→ Written instruction
Locate the string "easily" in the listing below. Copy every line where it is found.

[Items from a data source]
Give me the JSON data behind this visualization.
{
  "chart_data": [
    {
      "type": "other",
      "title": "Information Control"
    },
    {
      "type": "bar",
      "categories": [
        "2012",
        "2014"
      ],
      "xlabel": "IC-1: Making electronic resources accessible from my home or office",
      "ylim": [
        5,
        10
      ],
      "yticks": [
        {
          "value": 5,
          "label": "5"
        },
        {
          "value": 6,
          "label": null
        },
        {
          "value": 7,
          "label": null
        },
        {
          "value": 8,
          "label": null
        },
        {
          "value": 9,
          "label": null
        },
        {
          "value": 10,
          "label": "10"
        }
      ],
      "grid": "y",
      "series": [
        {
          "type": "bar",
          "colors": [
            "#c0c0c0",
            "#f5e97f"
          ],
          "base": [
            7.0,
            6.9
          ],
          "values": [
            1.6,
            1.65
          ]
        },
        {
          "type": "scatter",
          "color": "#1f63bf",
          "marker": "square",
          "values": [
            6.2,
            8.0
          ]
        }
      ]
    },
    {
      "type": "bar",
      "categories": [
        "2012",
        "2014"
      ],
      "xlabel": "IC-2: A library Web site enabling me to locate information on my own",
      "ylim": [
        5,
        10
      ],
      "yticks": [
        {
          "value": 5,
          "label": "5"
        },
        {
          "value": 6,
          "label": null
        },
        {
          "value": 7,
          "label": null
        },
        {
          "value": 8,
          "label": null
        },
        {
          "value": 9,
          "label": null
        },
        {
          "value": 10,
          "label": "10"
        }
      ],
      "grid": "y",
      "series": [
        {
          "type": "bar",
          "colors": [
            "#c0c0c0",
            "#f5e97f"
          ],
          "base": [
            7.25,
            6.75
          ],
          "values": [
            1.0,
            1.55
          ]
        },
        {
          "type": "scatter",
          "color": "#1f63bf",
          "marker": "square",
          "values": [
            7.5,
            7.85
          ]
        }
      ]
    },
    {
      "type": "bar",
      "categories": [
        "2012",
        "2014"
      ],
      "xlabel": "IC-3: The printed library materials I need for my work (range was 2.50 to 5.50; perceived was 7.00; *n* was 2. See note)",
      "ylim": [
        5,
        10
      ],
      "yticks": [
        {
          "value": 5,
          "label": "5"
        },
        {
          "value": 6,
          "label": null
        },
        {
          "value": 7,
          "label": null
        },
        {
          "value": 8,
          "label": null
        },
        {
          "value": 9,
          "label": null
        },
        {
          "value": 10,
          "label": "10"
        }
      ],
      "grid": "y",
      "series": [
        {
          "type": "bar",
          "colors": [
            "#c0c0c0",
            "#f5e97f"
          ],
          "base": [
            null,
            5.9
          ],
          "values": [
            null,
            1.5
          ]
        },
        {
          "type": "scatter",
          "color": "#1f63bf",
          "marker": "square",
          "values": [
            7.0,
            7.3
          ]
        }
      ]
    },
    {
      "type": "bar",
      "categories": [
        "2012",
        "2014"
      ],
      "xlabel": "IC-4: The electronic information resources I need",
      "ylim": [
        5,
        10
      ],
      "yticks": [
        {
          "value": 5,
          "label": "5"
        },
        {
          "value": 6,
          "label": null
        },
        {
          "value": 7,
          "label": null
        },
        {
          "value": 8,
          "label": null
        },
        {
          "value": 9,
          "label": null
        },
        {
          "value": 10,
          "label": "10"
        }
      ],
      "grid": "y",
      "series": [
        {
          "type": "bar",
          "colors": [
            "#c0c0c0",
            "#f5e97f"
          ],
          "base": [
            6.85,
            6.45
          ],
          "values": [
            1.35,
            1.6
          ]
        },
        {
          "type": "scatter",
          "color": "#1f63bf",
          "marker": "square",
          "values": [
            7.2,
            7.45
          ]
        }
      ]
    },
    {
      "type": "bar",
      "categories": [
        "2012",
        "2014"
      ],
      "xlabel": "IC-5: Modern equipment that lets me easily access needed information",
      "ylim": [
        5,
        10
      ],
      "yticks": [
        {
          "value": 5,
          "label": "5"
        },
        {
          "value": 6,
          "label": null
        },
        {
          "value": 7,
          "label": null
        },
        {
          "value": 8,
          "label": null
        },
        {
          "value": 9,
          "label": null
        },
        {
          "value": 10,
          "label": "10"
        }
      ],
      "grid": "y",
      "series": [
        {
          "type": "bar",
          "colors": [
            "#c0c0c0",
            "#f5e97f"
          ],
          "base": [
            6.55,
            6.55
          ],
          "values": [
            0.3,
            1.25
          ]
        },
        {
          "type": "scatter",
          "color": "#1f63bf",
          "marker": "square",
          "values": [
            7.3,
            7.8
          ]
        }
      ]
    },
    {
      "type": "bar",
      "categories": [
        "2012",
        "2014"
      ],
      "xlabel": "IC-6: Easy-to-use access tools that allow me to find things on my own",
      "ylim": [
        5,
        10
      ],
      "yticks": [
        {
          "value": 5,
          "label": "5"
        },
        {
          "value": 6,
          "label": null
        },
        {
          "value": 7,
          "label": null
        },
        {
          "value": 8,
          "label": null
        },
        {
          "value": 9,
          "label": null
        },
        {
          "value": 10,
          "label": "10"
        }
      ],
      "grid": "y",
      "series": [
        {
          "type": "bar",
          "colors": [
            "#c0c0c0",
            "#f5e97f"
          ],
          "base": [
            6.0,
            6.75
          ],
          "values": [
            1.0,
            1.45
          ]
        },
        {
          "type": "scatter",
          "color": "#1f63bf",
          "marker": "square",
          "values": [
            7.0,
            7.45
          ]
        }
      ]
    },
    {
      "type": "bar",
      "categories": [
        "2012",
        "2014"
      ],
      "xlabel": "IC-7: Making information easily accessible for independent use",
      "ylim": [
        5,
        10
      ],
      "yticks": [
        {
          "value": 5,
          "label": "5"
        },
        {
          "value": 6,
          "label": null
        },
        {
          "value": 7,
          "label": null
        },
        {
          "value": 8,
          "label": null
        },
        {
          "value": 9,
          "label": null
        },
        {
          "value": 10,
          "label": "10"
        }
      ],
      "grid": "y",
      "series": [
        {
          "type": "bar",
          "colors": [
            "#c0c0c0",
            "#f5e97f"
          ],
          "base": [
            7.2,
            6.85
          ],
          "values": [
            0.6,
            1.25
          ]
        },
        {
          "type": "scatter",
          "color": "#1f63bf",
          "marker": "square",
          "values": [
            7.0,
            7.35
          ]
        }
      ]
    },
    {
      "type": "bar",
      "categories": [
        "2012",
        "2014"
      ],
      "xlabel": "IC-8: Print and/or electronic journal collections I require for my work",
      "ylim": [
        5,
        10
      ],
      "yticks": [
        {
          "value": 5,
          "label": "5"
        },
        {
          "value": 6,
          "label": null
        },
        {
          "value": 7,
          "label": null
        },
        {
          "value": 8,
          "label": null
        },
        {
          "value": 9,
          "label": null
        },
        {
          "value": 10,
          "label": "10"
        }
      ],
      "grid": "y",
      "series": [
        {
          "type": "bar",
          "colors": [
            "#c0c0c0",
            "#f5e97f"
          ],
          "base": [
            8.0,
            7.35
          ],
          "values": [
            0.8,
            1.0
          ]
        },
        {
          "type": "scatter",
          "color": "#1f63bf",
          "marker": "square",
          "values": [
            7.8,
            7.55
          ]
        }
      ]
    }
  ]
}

→ Full solution
      "xlabel": "IC-5: Modern equipment that lets me easily access needed information",
      "xlabel": "IC-7: Making information easily accessible for independent use",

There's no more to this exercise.